• _Directive_: Among the records below, find each line that includes the string "ylabel" and copy it.

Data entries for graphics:
## BEGIN

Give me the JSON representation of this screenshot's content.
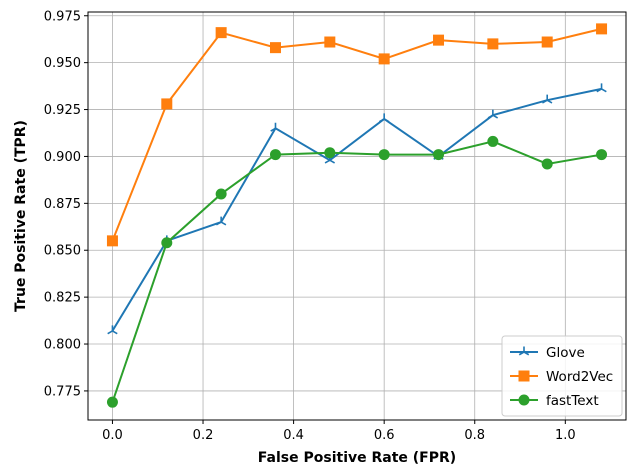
{
  "chart_data": {
    "type": "line",
    "xlabel": "False Positive Rate (FPR)",
    "ylabel": "True Positive Rate (TPR)",
    "xlim": [
      -0.054,
      1.134
    ],
    "ylim": [
      0.7595,
      0.977
    ],
    "xticks": [
      0.0,
      0.2,
      0.4,
      0.6,
      0.8,
      1.0
    ],
    "xtick_labels": [
      "0.0",
      "0.2",
      "0.4",
      "0.6",
      "0.8",
      "1.0"
    ],
    "yticks": [
      0.775,
      0.8,
      0.825,
      0.85,
      0.875,
      0.9,
      0.925,
      0.95,
      0.975
    ],
    "ytick_labels": [
      "0.775",
      "0.800",
      "0.825",
      "0.850",
      "0.875",
      "0.900",
      "0.925",
      "0.950",
      "0.975"
    ],
    "grid": true,
    "legend_position": "lower-right",
    "x": [
      0.0,
      0.12,
      0.24,
      0.36,
      0.48,
      0.6,
      0.72,
      0.84,
      0.96,
      1.08
    ],
    "series": [
      {
        "name": "Glove",
        "color": "#1f77b4",
        "marker": "tri-up",
        "values": [
          0.807,
          0.855,
          0.865,
          0.915,
          0.898,
          0.92,
          0.9,
          0.922,
          0.93,
          0.936
        ]
      },
      {
        "name": "Word2Vec",
        "color": "#ff7f0e",
        "marker": "square",
        "values": [
          0.855,
          0.928,
          0.966,
          0.958,
          0.961,
          0.952,
          0.962,
          0.96,
          0.961,
          0.968
        ]
      },
      {
        "name": "fastText",
        "color": "#2ca02c",
        "marker": "circle",
        "values": [
          0.769,
          0.854,
          0.88,
          0.901,
          0.902,
          0.901,
          0.901,
          0.908,
          0.896,
          0.901
        ]
      }
    ]
  }
}
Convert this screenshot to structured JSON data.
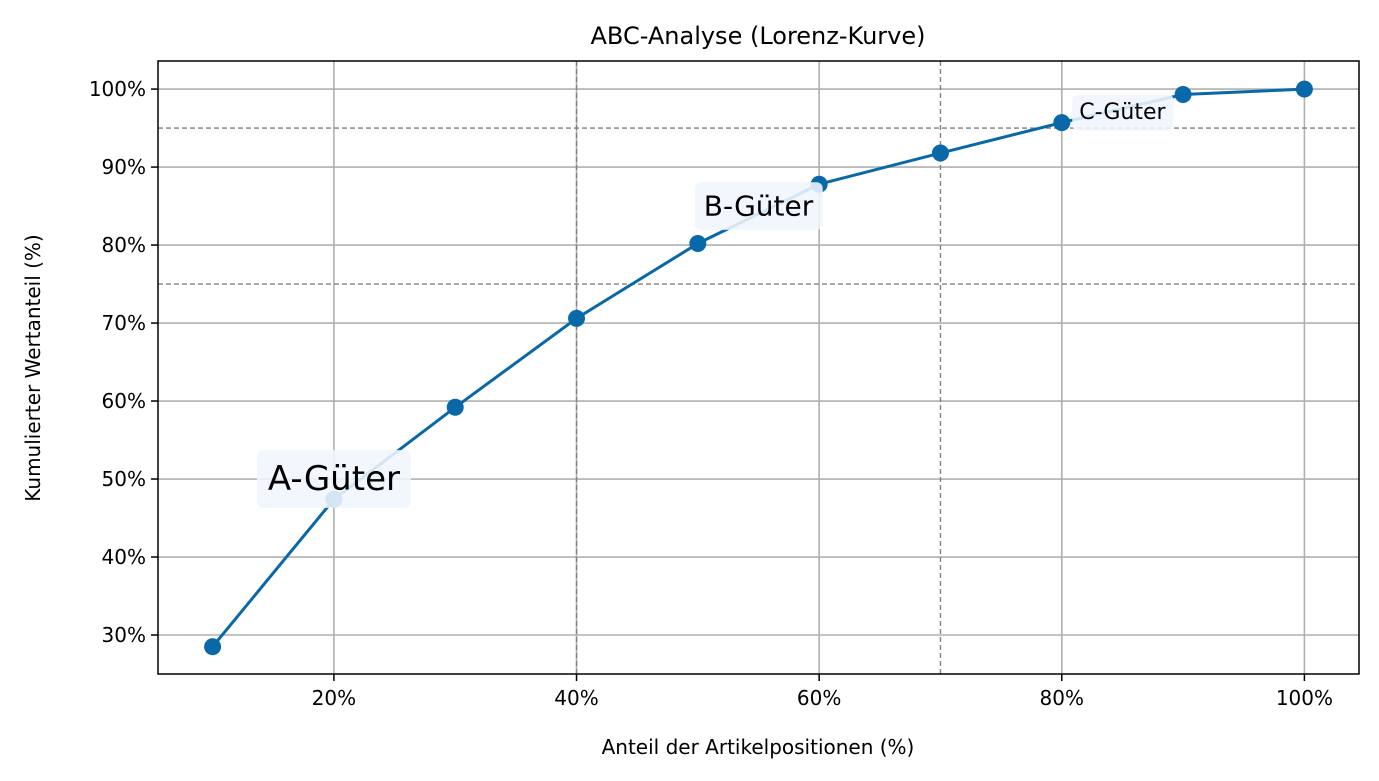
{
  "chart_data": {
    "type": "line",
    "title": "ABC-Analyse (Lorenz-Kurve)",
    "xlabel": "Anteil der Artikelpositionen (%)",
    "ylabel": "Kumulierter Wertanteil (%)",
    "xlim": [
      5.5,
      104.5
    ],
    "ylim": [
      25,
      103.6
    ],
    "x_ticks": [
      20,
      40,
      60,
      80,
      100
    ],
    "x_tick_labels": [
      "20%",
      "40%",
      "60%",
      "80%",
      "100%"
    ],
    "y_ticks": [
      30,
      40,
      50,
      60,
      70,
      80,
      90,
      100
    ],
    "y_tick_labels": [
      "30%",
      "40%",
      "50%",
      "60%",
      "70%",
      "80%",
      "90%",
      "100%"
    ],
    "grid": true,
    "series": [
      {
        "color": "#0868a8",
        "marker": "circle",
        "x": [
          10,
          20,
          30,
          40,
          50,
          60,
          70,
          80,
          90,
          100
        ],
        "y": [
          28.5,
          47.4,
          59.2,
          70.6,
          80.2,
          87.8,
          91.8,
          95.7,
          99.3,
          100
        ]
      }
    ],
    "reference_lines": {
      "horizontal": [
        75,
        95
      ],
      "vertical": [
        40,
        70
      ],
      "color": "#808080",
      "style": "dashed"
    },
    "annotations": [
      {
        "text": "A-Güter",
        "x": 20,
        "y": 50,
        "size": "large"
      },
      {
        "text": "B-Güter",
        "x": 55,
        "y": 85,
        "size": "medium"
      },
      {
        "text": "C-Güter",
        "x": 85,
        "y": 97,
        "size": "small"
      }
    ]
  }
}
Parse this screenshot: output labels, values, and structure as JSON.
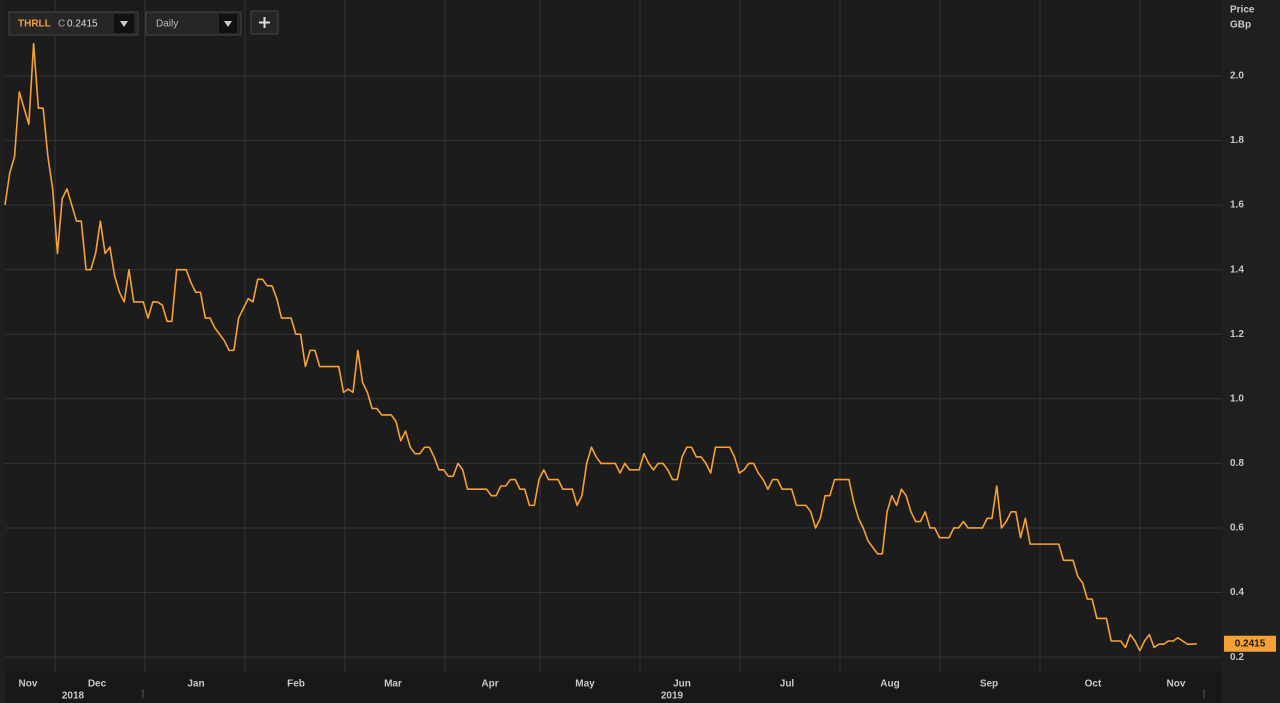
{
  "chart_data": {
    "type": "line",
    "ticker": "THRLL",
    "close_prefix": "C",
    "close": 0.2415,
    "interval": "Daily",
    "y_label_1": "Price",
    "y_label_2": "GBp",
    "x_labels": [
      "Nov",
      "Dec",
      "Jan",
      "Feb",
      "Mar",
      "Apr",
      "May",
      "Jun",
      "Jul",
      "Aug",
      "Sep",
      "Oct",
      "Nov"
    ],
    "year_labels": [
      "2018",
      "2019"
    ],
    "color": "#f7a035",
    "ylim": [
      0.154,
      2.235
    ],
    "yticks": [
      0.2,
      0.4,
      0.6,
      0.8,
      {
        "value": 1,
        "label": "1.0"
      },
      1.2,
      1.4,
      1.6,
      1.8,
      {
        "value": 2,
        "label": "2.0"
      }
    ],
    "grid": true,
    "values": [
      1.6,
      1.7,
      1.75,
      1.95,
      1.9,
      1.85,
      2.1,
      1.9,
      1.9,
      1.75,
      1.65,
      1.45,
      1.62,
      1.65,
      1.6,
      1.55,
      1.55,
      1.4,
      1.4,
      1.45,
      1.55,
      1.45,
      1.47,
      1.38,
      1.33,
      1.3,
      1.4,
      1.3,
      1.3,
      1.3,
      1.25,
      1.3,
      1.3,
      1.29,
      1.24,
      1.24,
      1.4,
      1.4,
      1.4,
      1.36,
      1.33,
      1.33,
      1.25,
      1.25,
      1.22,
      1.2,
      1.18,
      1.15,
      1.15,
      1.25,
      1.28,
      1.31,
      1.3,
      1.37,
      1.37,
      1.35,
      1.35,
      1.31,
      1.25,
      1.25,
      1.25,
      1.2,
      1.2,
      1.1,
      1.15,
      1.15,
      1.1,
      1.1,
      1.1,
      1.1,
      1.1,
      1.02,
      1.03,
      1.02,
      1.15,
      1.05,
      1.02,
      0.97,
      0.97,
      0.95,
      0.95,
      0.95,
      0.93,
      0.87,
      0.9,
      0.85,
      0.83,
      0.83,
      0.85,
      0.85,
      0.82,
      0.78,
      0.78,
      0.76,
      0.76,
      0.8,
      0.78,
      0.72,
      0.72,
      0.72,
      0.72,
      0.72,
      0.7,
      0.7,
      0.73,
      0.73,
      0.75,
      0.75,
      0.72,
      0.72,
      0.67,
      0.67,
      0.75,
      0.78,
      0.75,
      0.75,
      0.75,
      0.72,
      0.72,
      0.72,
      0.67,
      0.7,
      0.8,
      0.85,
      0.82,
      0.8,
      0.8,
      0.8,
      0.8,
      0.77,
      0.8,
      0.78,
      0.78,
      0.78,
      0.83,
      0.8,
      0.78,
      0.8,
      0.8,
      0.78,
      0.75,
      0.75,
      0.82,
      0.85,
      0.85,
      0.82,
      0.82,
      0.8,
      0.77,
      0.85,
      0.85,
      0.85,
      0.85,
      0.82,
      0.77,
      0.78,
      0.8,
      0.8,
      0.77,
      0.75,
      0.72,
      0.75,
      0.75,
      0.72,
      0.72,
      0.72,
      0.67,
      0.67,
      0.67,
      0.65,
      0.6,
      0.63,
      0.7,
      0.7,
      0.75,
      0.75,
      0.75,
      0.75,
      0.68,
      0.63,
      0.6,
      0.56,
      0.54,
      0.52,
      0.52,
      0.65,
      0.7,
      0.67,
      0.72,
      0.7,
      0.65,
      0.62,
      0.62,
      0.65,
      0.6,
      0.6,
      0.57,
      0.57,
      0.57,
      0.6,
      0.6,
      0.62,
      0.6,
      0.6,
      0.6,
      0.6,
      0.63,
      0.63,
      0.73,
      0.6,
      0.62,
      0.65,
      0.65,
      0.57,
      0.63,
      0.55,
      0.55,
      0.55,
      0.55,
      0.55,
      0.55,
      0.55,
      0.5,
      0.5,
      0.5,
      0.45,
      0.43,
      0.38,
      0.38,
      0.32,
      0.32,
      0.32,
      0.25,
      0.25,
      0.25,
      0.23,
      0.27,
      0.25,
      0.22,
      0.25,
      0.27,
      0.23,
      0.24,
      0.24,
      0.25,
      0.25,
      0.26,
      0.25,
      0.24,
      0.24,
      0.2415
    ]
  }
}
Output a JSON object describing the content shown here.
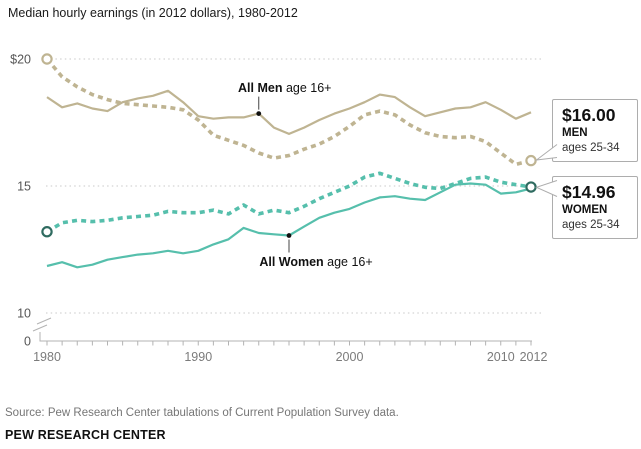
{
  "footer": {
    "source": "Source: Pew Research Center tabulations of Current Population Survey data.",
    "brand": "PEW RESEARCH CENTER"
  },
  "chart_data": {
    "type": "line",
    "title": "Median hourly earnings (in 2012 dollars), 1980-2012",
    "x": [
      1980,
      1981,
      1982,
      1983,
      1984,
      1985,
      1986,
      1987,
      1988,
      1989,
      1990,
      1991,
      1992,
      1993,
      1994,
      1995,
      1996,
      1997,
      1998,
      1999,
      2000,
      2001,
      2002,
      2003,
      2004,
      2005,
      2006,
      2007,
      2008,
      2009,
      2010,
      2011,
      2012
    ],
    "x_axis": {
      "labeled_years": [
        1980,
        1990,
        2000,
        2010,
        2012
      ],
      "range": [
        1980,
        2012
      ]
    },
    "y_axis": {
      "gridline_values": [
        20,
        15,
        10
      ],
      "ticks": [
        {
          "label": "$20",
          "value": 20
        },
        {
          "label": "15",
          "value": 15
        },
        {
          "label": "10",
          "value": 10
        },
        {
          "label": "0",
          "value": 0
        }
      ],
      "axis_break": true,
      "unit": "dollars per hour"
    },
    "grid": "dotted",
    "legend_position": "none",
    "colors": {
      "men": "#bfb492",
      "women": "#56bfac",
      "women_marker": "#2f6b60",
      "gridline": "#c9c9c9",
      "axis": "#b3b3b3"
    },
    "series": [
      {
        "key": "all_men",
        "name": "All Men age 16+",
        "style": "solid",
        "color": "#bfb492",
        "end_markers": false,
        "values": [
          18.5,
          18.1,
          18.25,
          18.05,
          17.95,
          18.3,
          18.45,
          18.55,
          18.75,
          18.3,
          17.75,
          17.65,
          17.7,
          17.7,
          17.85,
          17.3,
          17.05,
          17.3,
          17.6,
          17.85,
          18.05,
          18.3,
          18.6,
          18.5,
          18.1,
          17.75,
          17.9,
          18.05,
          18.1,
          18.3,
          18.0,
          17.65,
          17.9
        ]
      },
      {
        "key": "men_25_34",
        "name": "Men ages 25-34",
        "style": "dashed",
        "color": "#bfb492",
        "marker_color": "#bfb492",
        "end_markers": true,
        "values": [
          20.0,
          19.3,
          18.9,
          18.6,
          18.4,
          18.25,
          18.2,
          18.15,
          18.1,
          18.0,
          17.6,
          17.0,
          16.8,
          16.6,
          16.3,
          16.1,
          16.2,
          16.45,
          16.65,
          16.95,
          17.35,
          17.8,
          17.95,
          17.8,
          17.4,
          17.1,
          16.95,
          16.9,
          16.95,
          16.75,
          16.3,
          15.85,
          16.0
        ]
      },
      {
        "key": "all_women",
        "name": "All Women age 16+",
        "style": "solid",
        "color": "#56bfac",
        "end_markers": false,
        "values": [
          11.85,
          12.0,
          11.8,
          11.9,
          12.1,
          12.2,
          12.3,
          12.35,
          12.45,
          12.35,
          12.45,
          12.7,
          12.9,
          13.35,
          13.15,
          13.1,
          13.05,
          13.4,
          13.75,
          13.95,
          14.1,
          14.35,
          14.55,
          14.6,
          14.5,
          14.45,
          14.75,
          15.05,
          15.1,
          15.05,
          14.7,
          14.75,
          14.9
        ]
      },
      {
        "key": "women_25_34",
        "name": "Women ages 25-34",
        "style": "dashed",
        "color": "#56bfac",
        "marker_color": "#2f6b60",
        "end_markers": true,
        "values": [
          13.2,
          13.55,
          13.65,
          13.6,
          13.65,
          13.75,
          13.8,
          13.85,
          14.0,
          13.95,
          13.95,
          14.05,
          13.9,
          14.25,
          13.9,
          14.05,
          13.95,
          14.2,
          14.5,
          14.75,
          15.0,
          15.35,
          15.5,
          15.3,
          15.1,
          14.95,
          14.9,
          15.1,
          15.3,
          15.35,
          15.15,
          15.05,
          14.96
        ]
      }
    ],
    "annotations": [
      {
        "text_bold": "All Men",
        "text_rest": " age 16+",
        "year": 1994,
        "series": "all_men",
        "position": "above",
        "label_dx": 26
      },
      {
        "text_bold": "All Women",
        "text_rest": " age 16+",
        "year": 1996,
        "series": "all_women",
        "position": "below",
        "label_dx": 27
      }
    ],
    "callouts": [
      {
        "value": "$16.00",
        "group": "MEN",
        "ages": "ages 25-34"
      },
      {
        "value": "$14.96",
        "group": "WOMEN",
        "ages": "ages 25-34"
      }
    ]
  }
}
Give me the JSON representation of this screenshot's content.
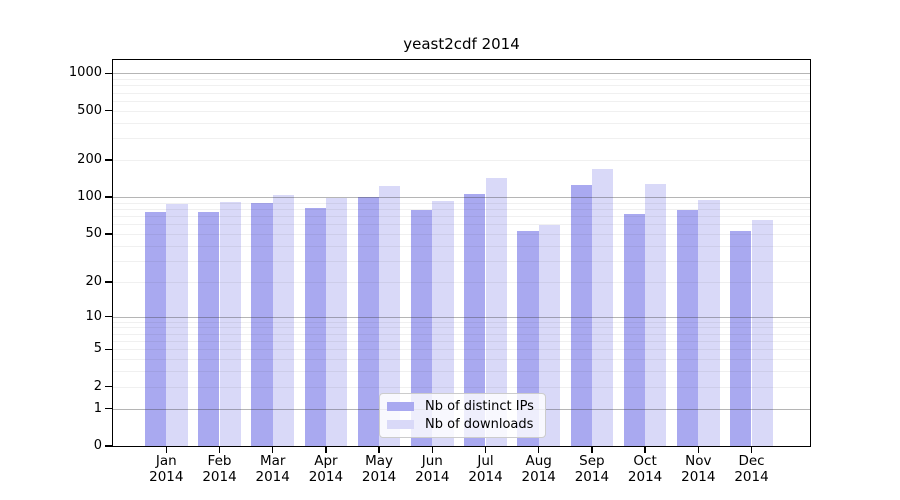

## END

• _Problem solution_:
    "ylabel": "True Positive Rate (TPR)",
    "ylabel": "Kumulierter Wertanteil (%)",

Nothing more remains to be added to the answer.